*Description of the task*
Copy each line of the records that holds the string "want".

*Material for this exercise*

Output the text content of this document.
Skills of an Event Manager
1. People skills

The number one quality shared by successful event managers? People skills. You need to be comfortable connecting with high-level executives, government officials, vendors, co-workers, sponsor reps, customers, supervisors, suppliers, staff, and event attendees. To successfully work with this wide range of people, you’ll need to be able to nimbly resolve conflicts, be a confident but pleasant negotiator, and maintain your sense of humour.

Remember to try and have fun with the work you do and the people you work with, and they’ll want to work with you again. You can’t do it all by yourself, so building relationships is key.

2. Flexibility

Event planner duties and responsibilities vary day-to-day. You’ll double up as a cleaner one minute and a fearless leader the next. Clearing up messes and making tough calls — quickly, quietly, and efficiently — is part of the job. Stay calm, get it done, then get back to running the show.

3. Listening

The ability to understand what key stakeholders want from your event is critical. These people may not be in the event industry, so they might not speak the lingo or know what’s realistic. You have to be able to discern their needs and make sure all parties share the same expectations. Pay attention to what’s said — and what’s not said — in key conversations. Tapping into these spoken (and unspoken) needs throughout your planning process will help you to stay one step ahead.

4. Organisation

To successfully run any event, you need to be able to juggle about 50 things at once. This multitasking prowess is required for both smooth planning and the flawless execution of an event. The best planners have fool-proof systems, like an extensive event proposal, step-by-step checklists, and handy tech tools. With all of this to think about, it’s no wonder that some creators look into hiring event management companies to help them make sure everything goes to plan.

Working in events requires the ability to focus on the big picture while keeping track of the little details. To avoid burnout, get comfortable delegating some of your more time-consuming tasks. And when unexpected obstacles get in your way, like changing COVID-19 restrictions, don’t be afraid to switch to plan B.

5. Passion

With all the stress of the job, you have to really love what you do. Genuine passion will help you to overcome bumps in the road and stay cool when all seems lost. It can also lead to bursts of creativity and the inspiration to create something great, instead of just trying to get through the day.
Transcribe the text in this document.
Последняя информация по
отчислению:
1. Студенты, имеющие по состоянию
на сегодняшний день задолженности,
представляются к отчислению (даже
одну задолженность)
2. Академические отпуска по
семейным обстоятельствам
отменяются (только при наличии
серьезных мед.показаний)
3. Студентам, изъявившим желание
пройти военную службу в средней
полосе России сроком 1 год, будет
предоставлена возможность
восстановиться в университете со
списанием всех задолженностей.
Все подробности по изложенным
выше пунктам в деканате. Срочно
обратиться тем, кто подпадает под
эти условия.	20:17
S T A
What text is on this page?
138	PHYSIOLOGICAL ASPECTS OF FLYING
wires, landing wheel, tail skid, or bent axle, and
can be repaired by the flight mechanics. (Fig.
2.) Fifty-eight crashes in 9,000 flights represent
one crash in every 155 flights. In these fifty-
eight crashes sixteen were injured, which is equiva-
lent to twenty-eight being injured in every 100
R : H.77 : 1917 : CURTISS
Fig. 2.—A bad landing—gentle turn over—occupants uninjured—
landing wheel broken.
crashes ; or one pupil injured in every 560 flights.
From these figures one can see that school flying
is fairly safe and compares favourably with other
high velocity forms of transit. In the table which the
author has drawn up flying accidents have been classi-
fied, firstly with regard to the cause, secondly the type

*Response below*
Remember to try and have fun with the work you do and the people you work with, and they’ll want to work with you again. You can’t do it all by yourself, so building relationships is key.
The ability to understand what key stakeholders want from your event is critical. These people may not be in the event industry, so they might not speak the lingo or know what’s realistic. You have to be able to discern their needs and make sure all parties share the same expectations. Pay attention to what’s said — and what’s not said — in key conversations. Tapping into these spoken (and unspoken) needs throughout your planning process will help you to stay one step ahead.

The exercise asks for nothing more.